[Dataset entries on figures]
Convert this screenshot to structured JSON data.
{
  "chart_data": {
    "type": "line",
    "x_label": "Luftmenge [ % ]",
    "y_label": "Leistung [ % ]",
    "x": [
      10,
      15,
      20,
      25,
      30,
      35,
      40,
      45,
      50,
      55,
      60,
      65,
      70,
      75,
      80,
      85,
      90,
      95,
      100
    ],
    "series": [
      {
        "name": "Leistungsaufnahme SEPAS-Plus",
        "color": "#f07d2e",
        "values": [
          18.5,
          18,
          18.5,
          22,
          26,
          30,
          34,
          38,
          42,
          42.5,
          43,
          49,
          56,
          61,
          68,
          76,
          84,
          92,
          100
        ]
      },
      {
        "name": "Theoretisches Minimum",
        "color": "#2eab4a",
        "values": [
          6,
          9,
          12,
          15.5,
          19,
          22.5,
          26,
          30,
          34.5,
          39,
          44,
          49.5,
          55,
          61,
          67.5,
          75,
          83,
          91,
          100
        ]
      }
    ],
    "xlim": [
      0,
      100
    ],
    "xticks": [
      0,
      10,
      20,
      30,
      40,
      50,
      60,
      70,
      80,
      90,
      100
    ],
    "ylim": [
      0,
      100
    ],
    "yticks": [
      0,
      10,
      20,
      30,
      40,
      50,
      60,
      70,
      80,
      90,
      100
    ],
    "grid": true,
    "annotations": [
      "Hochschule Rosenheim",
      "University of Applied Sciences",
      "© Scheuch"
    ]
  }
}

# WHAT THE EXERCISE ASKS
Note each line of the entries that has "name" in it, and copy those lines.

# RESULT FOR THIS EXERCISE
        "name": "Leistungsaufnahme SEPAS-Plus",
        "name": "Theoretisches Minimum",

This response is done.